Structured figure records
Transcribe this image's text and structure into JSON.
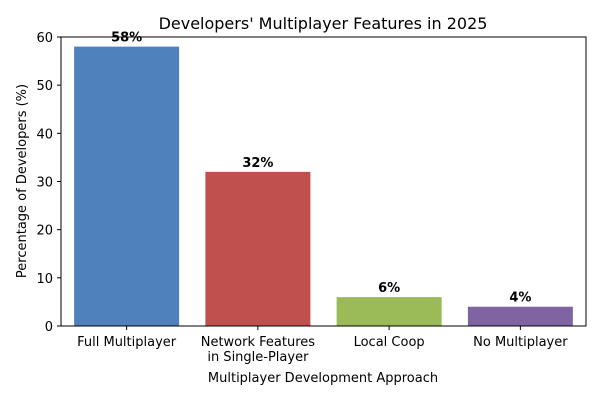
{
  "chart_data": {
    "type": "bar",
    "title": "Developers' Multiplayer Features in 2025",
    "xlabel": "Multiplayer Development Approach",
    "ylabel": "Percentage of Developers (%)",
    "ylim": [
      0,
      60
    ],
    "yticks": [
      0,
      10,
      20,
      30,
      40,
      50,
      60
    ],
    "grid": false,
    "categories": [
      [
        "Full Multiplayer"
      ],
      [
        "Network Features",
        "in Single-Player"
      ],
      [
        "Local Coop"
      ],
      [
        "No Multiplayer"
      ]
    ],
    "values": [
      58,
      32,
      6,
      4
    ],
    "data_labels": [
      "58%",
      "32%",
      "6%",
      "4%"
    ],
    "colors": [
      "#4f81bd",
      "#c0504d",
      "#9bbb59",
      "#8064a2"
    ]
  }
}
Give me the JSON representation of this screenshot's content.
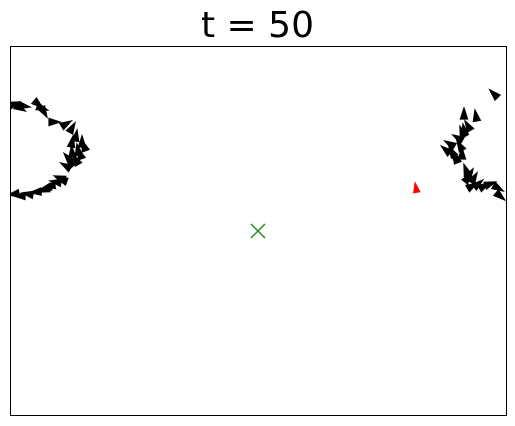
{
  "title": "t = 50",
  "colors": {
    "agents": "#000000",
    "highlighted_agent": "#ff0000",
    "target_marker": "#228b22",
    "frame": "#000000"
  },
  "marker_icon": "x-marker-icon"
}
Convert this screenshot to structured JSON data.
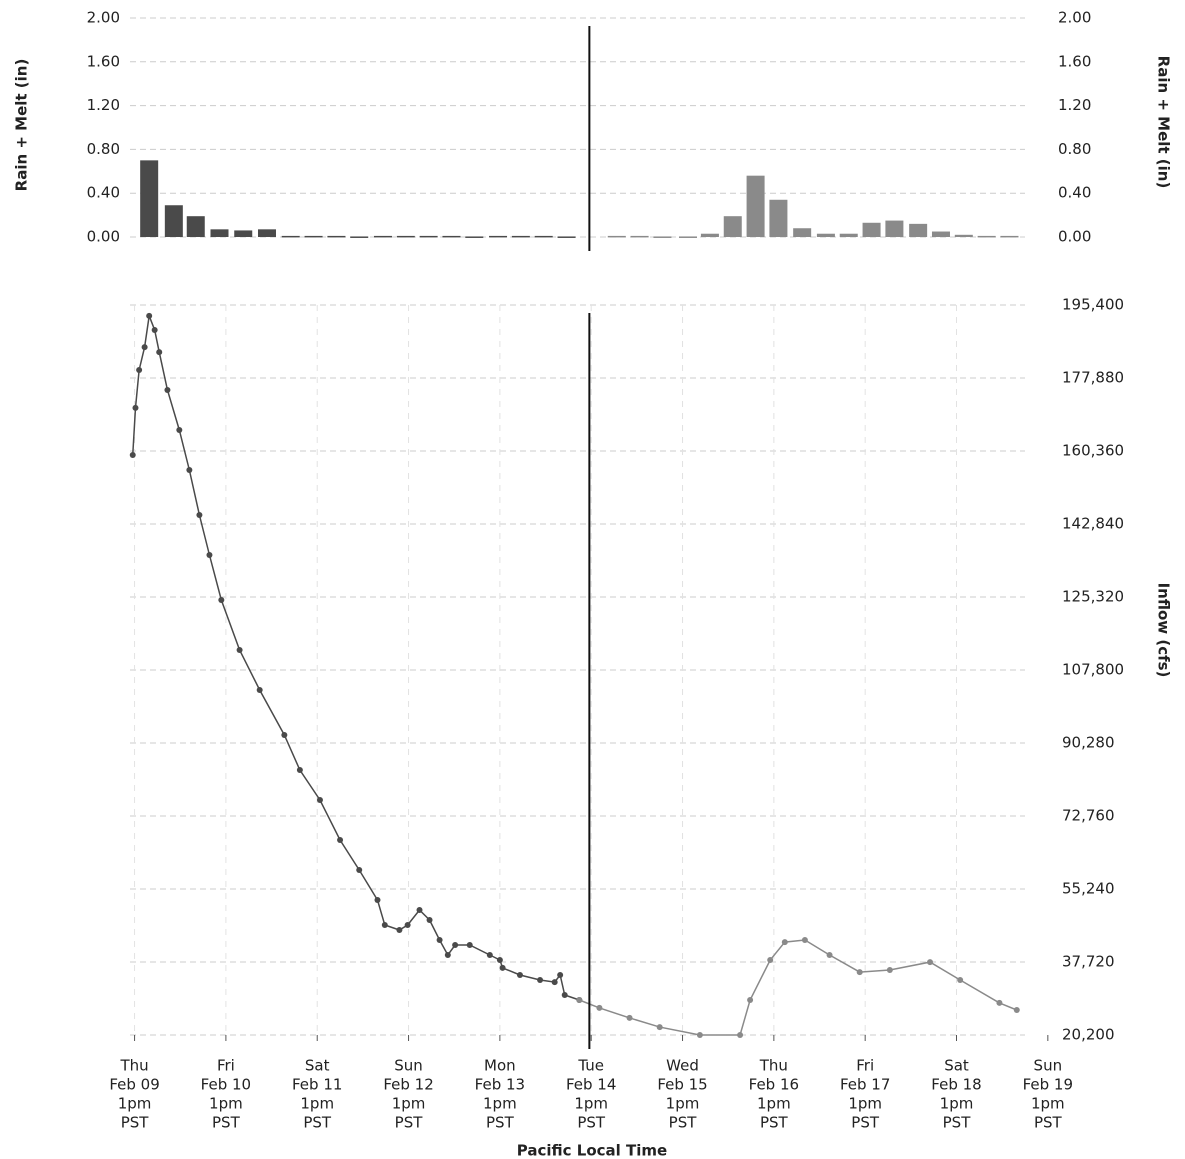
{
  "chart_data": [
    {
      "type": "bar",
      "ylabel": "Rain + Melt (in)",
      "y2label": "Rain + Melt (in)",
      "xlim": [
        -0.05,
        9.75
      ],
      "ylim": [
        0,
        2
      ],
      "yticks": [
        {
          "value": 0,
          "label": "0.00"
        },
        {
          "value": 0.4,
          "label": "0.40"
        },
        {
          "value": 0.8,
          "label": "0.80"
        },
        {
          "value": 1.2,
          "label": "1.20"
        },
        {
          "value": 1.6,
          "label": "1.60"
        },
        {
          "value": 2,
          "label": "2.00"
        }
      ],
      "y2lim": [
        0,
        2
      ],
      "y2ticks": [
        {
          "value": 0,
          "label": "0.00"
        },
        {
          "value": 0.4,
          "label": "0.40"
        },
        {
          "value": 0.8,
          "label": "0.80"
        },
        {
          "value": 1.2,
          "label": "1.20"
        },
        {
          "value": 1.6,
          "label": "1.60"
        },
        {
          "value": 2,
          "label": "2.00"
        }
      ],
      "grid": true,
      "vline": 4.98,
      "series": [
        {
          "color": "#4a4a4a",
          "x": [
            0.16,
            0.43,
            0.67,
            0.93,
            1.19,
            1.45,
            1.71,
            1.96,
            2.21,
            2.46,
            2.72,
            2.97,
            3.22,
            3.47,
            3.72,
            3.98,
            4.23,
            4.48,
            4.73
          ],
          "values": [
            0.7,
            0.29,
            0.19,
            0.07,
            0.06,
            0.07,
            0.01,
            0.01,
            0.01,
            0.005,
            0.01,
            0.01,
            0.01,
            0.01,
            0.005,
            0.01,
            0.01,
            0.01,
            0.005
          ]
        },
        {
          "color": "#8a8a8a",
          "x": [
            5.28,
            5.53,
            5.78,
            6.06,
            6.3,
            6.55,
            6.8,
            7.05,
            7.31,
            7.57,
            7.82,
            8.07,
            8.32,
            8.58,
            8.83,
            9.08,
            9.33,
            9.58
          ],
          "values": [
            0.01,
            0.01,
            0.005,
            0.005,
            0.03,
            0.19,
            0.56,
            0.34,
            0.08,
            0.03,
            0.03,
            0.13,
            0.15,
            0.12,
            0.05,
            0.02,
            0.01,
            0.01
          ]
        }
      ]
    },
    {
      "type": "line",
      "xlabel": "Pacific Local Time",
      "y2label": "Inflow (cfs)",
      "xlim": [
        -0.05,
        9.75
      ],
      "xticks": [
        {
          "value": 0,
          "label": [
            "Thu",
            "Feb 09",
            "1pm",
            "PST"
          ]
        },
        {
          "value": 1,
          "label": [
            "Fri",
            "Feb 10",
            "1pm",
            "PST"
          ]
        },
        {
          "value": 2,
          "label": [
            "Sat",
            "Feb 11",
            "1pm",
            "PST"
          ]
        },
        {
          "value": 3,
          "label": [
            "Sun",
            "Feb 12",
            "1pm",
            "PST"
          ]
        },
        {
          "value": 4,
          "label": [
            "Mon",
            "Feb 13",
            "1pm",
            "PST"
          ]
        },
        {
          "value": 5,
          "label": [
            "Tue",
            "Feb 14",
            "1pm",
            "PST"
          ]
        },
        {
          "value": 6,
          "label": [
            "Wed",
            "Feb 15",
            "1pm",
            "PST"
          ]
        },
        {
          "value": 7,
          "label": [
            "Thu",
            "Feb 16",
            "1pm",
            "PST"
          ]
        },
        {
          "value": 8,
          "label": [
            "Fri",
            "Feb 17",
            "1pm",
            "PST"
          ]
        },
        {
          "value": 9,
          "label": [
            "Sat",
            "Feb 18",
            "1pm",
            "PST"
          ]
        },
        {
          "value": 10,
          "label": [
            "Sun",
            "Feb 19",
            "1pm",
            "PST"
          ]
        }
      ],
      "y2lim": [
        20200,
        195400
      ],
      "y2ticks": [
        {
          "value": 20200,
          "label": "20,200"
        },
        {
          "value": 37720,
          "label": "37,720"
        },
        {
          "value": 55240,
          "label": "55,240"
        },
        {
          "value": 72760,
          "label": "72,760"
        },
        {
          "value": 90280,
          "label": "90,280"
        },
        {
          "value": 107800,
          "label": "107,800"
        },
        {
          "value": 125320,
          "label": "125,320"
        },
        {
          "value": 142840,
          "label": "142,840"
        },
        {
          "value": 160360,
          "label": "160,360"
        },
        {
          "value": 177880,
          "label": "177,880"
        },
        {
          "value": 195400,
          "label": "195,400"
        }
      ],
      "grid": true,
      "vline": 4.98,
      "series": [
        {
          "color": "#4a4a4a",
          "axis": "y2",
          "x": [
            -0.02,
            0.01,
            0.05,
            0.11,
            0.16,
            0.22,
            0.27,
            0.36,
            0.49,
            0.6,
            0.71,
            0.82,
            0.95,
            1.15,
            1.37,
            1.64,
            1.81,
            2.03,
            2.25,
            2.46,
            2.66,
            2.74,
            2.9,
            2.99,
            3.12,
            3.23,
            3.34,
            3.43,
            3.51,
            3.67,
            3.89,
            4.0,
            4.03,
            4.22,
            4.44,
            4.6,
            4.66,
            4.71,
            4.87
          ],
          "values": [
            159400,
            170700,
            179800,
            185300,
            192800,
            189400,
            184100,
            175000,
            165400,
            155800,
            145000,
            135400,
            124600,
            112600,
            103000,
            92200,
            83800,
            76600,
            67000,
            59800,
            52600,
            46600,
            45400,
            46600,
            50200,
            47800,
            43000,
            39400,
            41800,
            41800,
            39400,
            38200,
            36300,
            34600,
            33400,
            32900,
            34600,
            29800,
            28600
          ]
        },
        {
          "color": "#8a8a8a",
          "axis": "y2",
          "x": [
            4.87,
            5.09,
            5.42,
            5.75,
            6.19,
            6.63,
            6.74,
            6.96,
            7.12,
            7.34,
            7.61,
            7.94,
            8.27,
            8.71,
            9.04,
            9.47,
            9.66
          ],
          "values": [
            28600,
            26700,
            24300,
            22100,
            20200,
            20200,
            28600,
            38200,
            42500,
            43000,
            39400,
            35300,
            35800,
            37700,
            33400,
            27900,
            26200
          ]
        }
      ]
    }
  ]
}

• _Set task_
Where a line in the entries holds "Multiplayer", copy that line.

• _Result of the task_
    "title": "Developers' Multiplayer Features in 2025",
    "xlabel": "Multiplayer Development Approach",
        "Full Multiplayer"
        "No Multiplayer"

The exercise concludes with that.